◆ Excerpt from a dataset:
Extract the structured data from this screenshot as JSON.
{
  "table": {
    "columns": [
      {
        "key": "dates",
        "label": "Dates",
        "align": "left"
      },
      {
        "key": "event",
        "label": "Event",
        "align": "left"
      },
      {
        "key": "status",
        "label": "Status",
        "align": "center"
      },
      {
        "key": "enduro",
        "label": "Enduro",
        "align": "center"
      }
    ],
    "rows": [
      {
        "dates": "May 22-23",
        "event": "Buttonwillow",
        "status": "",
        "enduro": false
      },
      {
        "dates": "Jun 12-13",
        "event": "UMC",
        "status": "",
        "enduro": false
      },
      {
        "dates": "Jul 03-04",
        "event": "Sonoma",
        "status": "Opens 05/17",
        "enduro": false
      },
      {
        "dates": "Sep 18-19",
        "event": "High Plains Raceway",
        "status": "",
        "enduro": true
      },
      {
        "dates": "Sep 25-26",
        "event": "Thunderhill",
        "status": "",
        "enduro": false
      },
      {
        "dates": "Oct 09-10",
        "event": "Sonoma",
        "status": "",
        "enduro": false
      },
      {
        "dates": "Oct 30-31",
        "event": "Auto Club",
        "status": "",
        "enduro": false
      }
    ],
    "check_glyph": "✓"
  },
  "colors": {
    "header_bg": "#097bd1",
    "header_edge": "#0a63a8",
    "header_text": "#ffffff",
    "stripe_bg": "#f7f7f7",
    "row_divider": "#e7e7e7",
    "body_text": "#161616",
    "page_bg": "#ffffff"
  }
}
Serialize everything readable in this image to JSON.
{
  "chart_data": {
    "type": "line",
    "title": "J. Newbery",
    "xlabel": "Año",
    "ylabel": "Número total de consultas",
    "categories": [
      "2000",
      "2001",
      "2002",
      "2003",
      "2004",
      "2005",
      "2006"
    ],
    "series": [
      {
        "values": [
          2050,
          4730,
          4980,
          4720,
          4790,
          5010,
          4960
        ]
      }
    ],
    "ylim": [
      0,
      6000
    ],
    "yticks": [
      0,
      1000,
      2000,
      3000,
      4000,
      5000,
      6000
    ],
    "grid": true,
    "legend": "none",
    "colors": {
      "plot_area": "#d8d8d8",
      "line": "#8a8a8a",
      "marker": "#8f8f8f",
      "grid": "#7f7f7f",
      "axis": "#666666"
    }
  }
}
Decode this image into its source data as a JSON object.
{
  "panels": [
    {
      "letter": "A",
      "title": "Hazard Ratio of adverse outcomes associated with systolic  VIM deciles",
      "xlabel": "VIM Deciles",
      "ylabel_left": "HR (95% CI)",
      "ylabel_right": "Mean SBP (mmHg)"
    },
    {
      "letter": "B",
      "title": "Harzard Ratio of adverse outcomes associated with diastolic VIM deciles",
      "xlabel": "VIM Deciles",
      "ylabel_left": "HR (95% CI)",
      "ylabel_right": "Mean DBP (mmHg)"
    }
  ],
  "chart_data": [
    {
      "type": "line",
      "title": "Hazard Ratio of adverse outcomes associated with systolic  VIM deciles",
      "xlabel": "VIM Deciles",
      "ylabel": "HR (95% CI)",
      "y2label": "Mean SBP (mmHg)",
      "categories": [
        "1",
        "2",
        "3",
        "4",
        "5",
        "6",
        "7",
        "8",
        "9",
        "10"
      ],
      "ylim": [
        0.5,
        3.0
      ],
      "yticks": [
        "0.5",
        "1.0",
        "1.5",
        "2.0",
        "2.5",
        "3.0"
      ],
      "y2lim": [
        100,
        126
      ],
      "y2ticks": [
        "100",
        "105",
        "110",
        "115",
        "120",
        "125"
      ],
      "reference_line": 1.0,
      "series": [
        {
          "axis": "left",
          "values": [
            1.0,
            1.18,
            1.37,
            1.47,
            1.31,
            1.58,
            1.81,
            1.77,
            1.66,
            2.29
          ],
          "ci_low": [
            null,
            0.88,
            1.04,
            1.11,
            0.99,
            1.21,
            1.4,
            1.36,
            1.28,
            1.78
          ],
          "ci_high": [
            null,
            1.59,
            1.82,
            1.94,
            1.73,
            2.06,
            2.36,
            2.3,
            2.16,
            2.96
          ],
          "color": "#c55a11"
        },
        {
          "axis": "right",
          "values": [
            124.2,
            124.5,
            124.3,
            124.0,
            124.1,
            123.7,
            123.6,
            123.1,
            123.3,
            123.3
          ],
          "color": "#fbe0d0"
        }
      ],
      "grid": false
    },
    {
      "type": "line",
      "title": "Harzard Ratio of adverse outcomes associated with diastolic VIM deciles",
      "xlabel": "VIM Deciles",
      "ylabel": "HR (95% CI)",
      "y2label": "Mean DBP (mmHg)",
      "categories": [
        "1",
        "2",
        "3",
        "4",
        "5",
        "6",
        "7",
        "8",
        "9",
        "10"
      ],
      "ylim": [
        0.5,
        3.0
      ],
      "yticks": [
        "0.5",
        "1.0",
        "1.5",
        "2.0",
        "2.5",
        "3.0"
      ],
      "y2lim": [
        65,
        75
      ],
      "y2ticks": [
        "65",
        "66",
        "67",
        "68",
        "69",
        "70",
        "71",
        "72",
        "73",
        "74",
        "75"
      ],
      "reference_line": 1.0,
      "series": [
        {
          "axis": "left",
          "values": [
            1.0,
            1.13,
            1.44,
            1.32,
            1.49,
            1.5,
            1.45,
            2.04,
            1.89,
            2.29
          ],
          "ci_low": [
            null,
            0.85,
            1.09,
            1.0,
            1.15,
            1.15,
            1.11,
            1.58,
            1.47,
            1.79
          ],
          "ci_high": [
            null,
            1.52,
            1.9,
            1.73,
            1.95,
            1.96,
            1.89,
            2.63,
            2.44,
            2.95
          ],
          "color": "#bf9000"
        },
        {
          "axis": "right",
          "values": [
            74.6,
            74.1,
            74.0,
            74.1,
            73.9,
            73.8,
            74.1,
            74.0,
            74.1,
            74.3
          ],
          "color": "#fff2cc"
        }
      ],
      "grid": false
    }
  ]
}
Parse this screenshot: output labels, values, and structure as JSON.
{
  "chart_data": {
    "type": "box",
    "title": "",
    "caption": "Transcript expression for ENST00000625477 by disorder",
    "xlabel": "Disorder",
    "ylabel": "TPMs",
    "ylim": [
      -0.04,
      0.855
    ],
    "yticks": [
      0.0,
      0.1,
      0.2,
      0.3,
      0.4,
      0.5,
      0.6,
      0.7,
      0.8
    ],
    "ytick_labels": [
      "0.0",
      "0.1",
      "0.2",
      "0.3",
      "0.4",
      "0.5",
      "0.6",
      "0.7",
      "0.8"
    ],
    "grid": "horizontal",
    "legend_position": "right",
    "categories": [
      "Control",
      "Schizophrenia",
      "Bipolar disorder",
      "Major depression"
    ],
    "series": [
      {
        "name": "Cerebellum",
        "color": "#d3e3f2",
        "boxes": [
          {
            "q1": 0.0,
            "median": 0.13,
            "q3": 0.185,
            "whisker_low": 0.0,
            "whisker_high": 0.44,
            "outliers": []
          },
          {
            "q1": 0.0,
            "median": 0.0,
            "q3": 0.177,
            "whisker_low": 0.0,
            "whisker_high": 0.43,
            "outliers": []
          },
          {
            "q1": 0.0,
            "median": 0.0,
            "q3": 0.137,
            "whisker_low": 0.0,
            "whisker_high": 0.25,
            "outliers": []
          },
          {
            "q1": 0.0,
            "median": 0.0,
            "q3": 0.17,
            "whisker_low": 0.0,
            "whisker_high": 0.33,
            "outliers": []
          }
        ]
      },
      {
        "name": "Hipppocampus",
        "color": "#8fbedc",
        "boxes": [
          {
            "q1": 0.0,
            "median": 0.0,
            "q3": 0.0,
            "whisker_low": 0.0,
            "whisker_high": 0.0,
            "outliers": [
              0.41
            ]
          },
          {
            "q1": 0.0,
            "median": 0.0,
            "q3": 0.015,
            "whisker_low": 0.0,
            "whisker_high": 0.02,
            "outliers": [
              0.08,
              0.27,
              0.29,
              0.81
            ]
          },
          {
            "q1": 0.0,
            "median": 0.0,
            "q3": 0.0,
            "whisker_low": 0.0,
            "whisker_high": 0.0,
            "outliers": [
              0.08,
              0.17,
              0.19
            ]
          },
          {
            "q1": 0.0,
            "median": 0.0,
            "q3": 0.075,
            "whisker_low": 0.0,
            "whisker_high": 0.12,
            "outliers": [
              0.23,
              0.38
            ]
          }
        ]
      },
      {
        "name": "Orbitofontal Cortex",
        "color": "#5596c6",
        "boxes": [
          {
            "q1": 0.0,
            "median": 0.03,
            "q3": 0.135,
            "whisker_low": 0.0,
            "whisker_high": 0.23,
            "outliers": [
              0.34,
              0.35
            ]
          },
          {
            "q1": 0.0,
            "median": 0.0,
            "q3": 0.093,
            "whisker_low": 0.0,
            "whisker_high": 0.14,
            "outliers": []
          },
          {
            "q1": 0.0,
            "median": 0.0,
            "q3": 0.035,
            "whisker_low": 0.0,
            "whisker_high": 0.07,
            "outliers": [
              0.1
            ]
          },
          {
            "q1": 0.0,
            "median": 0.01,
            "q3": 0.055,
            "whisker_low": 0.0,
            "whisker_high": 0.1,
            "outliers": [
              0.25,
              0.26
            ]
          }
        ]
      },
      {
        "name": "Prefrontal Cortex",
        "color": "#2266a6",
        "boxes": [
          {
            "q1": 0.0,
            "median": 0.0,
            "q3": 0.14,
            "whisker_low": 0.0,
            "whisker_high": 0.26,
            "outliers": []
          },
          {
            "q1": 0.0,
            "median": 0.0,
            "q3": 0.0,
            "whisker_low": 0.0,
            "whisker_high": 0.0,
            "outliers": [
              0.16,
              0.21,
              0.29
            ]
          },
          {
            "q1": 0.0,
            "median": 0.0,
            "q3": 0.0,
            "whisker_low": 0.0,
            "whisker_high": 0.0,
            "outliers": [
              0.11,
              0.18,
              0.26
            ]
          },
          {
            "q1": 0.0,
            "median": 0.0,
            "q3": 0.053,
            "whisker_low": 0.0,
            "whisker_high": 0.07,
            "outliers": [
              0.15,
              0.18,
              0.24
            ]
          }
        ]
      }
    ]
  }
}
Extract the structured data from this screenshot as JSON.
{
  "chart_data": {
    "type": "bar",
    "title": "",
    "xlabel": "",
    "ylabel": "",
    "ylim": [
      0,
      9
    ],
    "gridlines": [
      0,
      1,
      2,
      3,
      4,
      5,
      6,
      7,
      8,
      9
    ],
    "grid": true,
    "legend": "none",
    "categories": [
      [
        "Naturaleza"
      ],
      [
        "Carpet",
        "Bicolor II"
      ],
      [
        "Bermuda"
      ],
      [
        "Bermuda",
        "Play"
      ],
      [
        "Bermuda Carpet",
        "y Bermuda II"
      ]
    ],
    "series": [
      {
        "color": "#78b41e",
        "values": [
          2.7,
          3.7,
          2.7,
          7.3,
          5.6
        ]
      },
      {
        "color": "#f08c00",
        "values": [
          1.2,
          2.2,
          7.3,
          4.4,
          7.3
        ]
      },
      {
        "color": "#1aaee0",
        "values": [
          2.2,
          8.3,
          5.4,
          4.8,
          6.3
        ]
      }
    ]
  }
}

◆ What to produce: Where a line of the data holds "Mean", show that line.

◆ Solution:
      "ylabel_right": "Mean SBP (mmHg)"
      "ylabel_right": "Mean DBP (mmHg)"
      "y2label": "Mean SBP (mmHg)",
      "y2label": "Mean DBP (mmHg)",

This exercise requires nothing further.